◆ Given problem ◆
Locate every line in the records below that holds the word "into" and return each one.

----------

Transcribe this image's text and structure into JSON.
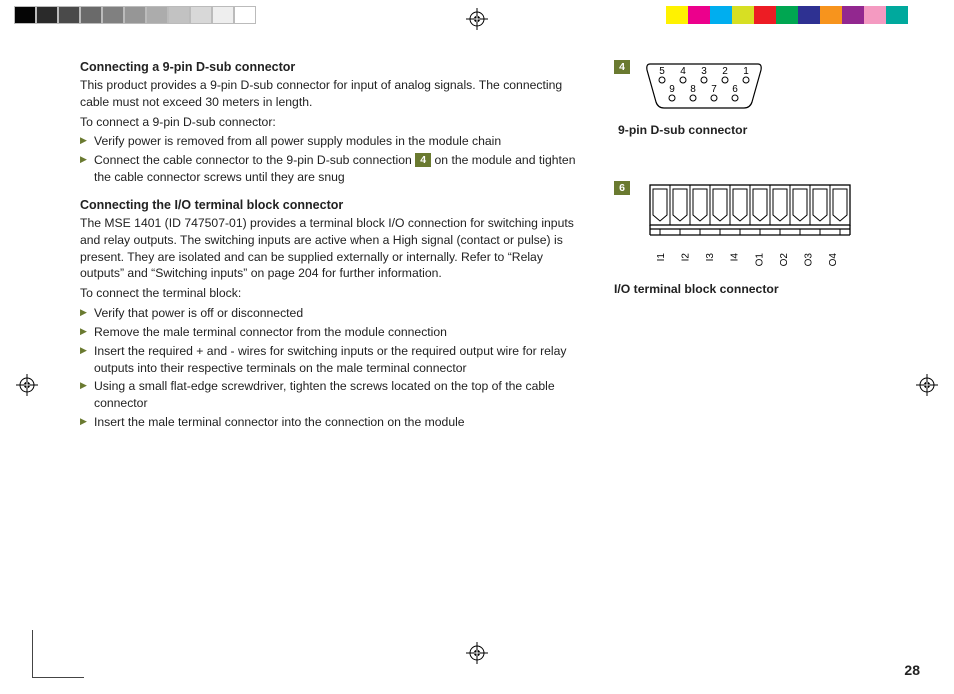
{
  "colorbars": {
    "left_grays": [
      "#050505",
      "#2a2a2a",
      "#4a4a4a",
      "#6a6a6a",
      "#808080",
      "#969696",
      "#acacac",
      "#c2c2c2",
      "#d8d8d8",
      "#eeeeee",
      "#ffffff"
    ],
    "right_hues": [
      "#ffffff",
      "#fff200",
      "#ec008c",
      "#00aeef",
      "#d7df23",
      "#ed1c24",
      "#00a651",
      "#2e3192",
      "#f7941d",
      "#92278f",
      "#f49ac1",
      "#00a99d",
      "#ffffff"
    ]
  },
  "accent_color": "#6a7a30",
  "page_number": "28",
  "sections": [
    {
      "heading": "Connecting a 9-pin D-sub connector",
      "paras": [
        "This product provides a 9-pin D-sub connector for input of analog signals. The connecting cable must not exceed 30 meters in length.",
        "To connect a 9-pin D-sub connector:"
      ],
      "bullets": [
        "Verify power is removed from all power supply modules in the module chain",
        {
          "pre": "Connect the cable connector to the 9-pin D-sub connection ",
          "badge": "4",
          "post": " on the module and tighten the cable connector screws until they are snug"
        }
      ]
    },
    {
      "heading": "Connecting the I/O terminal block connector",
      "paras": [
        "The MSE 1401 (ID 747507-01) provides a terminal block I/O connection for switching inputs and relay outputs. The switching inputs are active when a High signal (contact or pulse) is present. They are isolated and can be supplied externally or internally. Refer to “Relay outputs” and “Switching inputs” on page 204 for further information.",
        "To connect the terminal block:"
      ],
      "bullets": [
        "Verify that power is off or disconnected",
        "Remove the male terminal connector from the module connection",
        "Insert the required + and - wires for switching inputs or the required output wire for relay outputs into their respective terminals on the male terminal connector",
        "Using a small flat-edge screwdriver, tighten the screws located on the top of the cable connector",
        "Insert the male terminal connector into the connection on the module"
      ]
    }
  ],
  "figures": {
    "dsub": {
      "badge": "4",
      "caption": "9-pin D-sub connector",
      "top_row": [
        "5",
        "4",
        "3",
        "2",
        "1"
      ],
      "bottom_row": [
        "9",
        "8",
        "7",
        "6"
      ]
    },
    "terminal": {
      "badge": "6",
      "caption": "I/O terminal block connector",
      "labels": [
        "I1",
        "I2",
        "I3",
        "I4",
        "O1",
        "O2",
        "O3",
        "O4"
      ],
      "slot_count": 10
    }
  }
}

----------

◆ Answer to the exercise ◆
Transcribe this image's text and structure into JSON.
        "Insert the required + and - wires for switching inputs or the required output wire for relay outputs into their respective terminals on the male terminal connector",
        "Insert the male terminal connector into the connection on the module"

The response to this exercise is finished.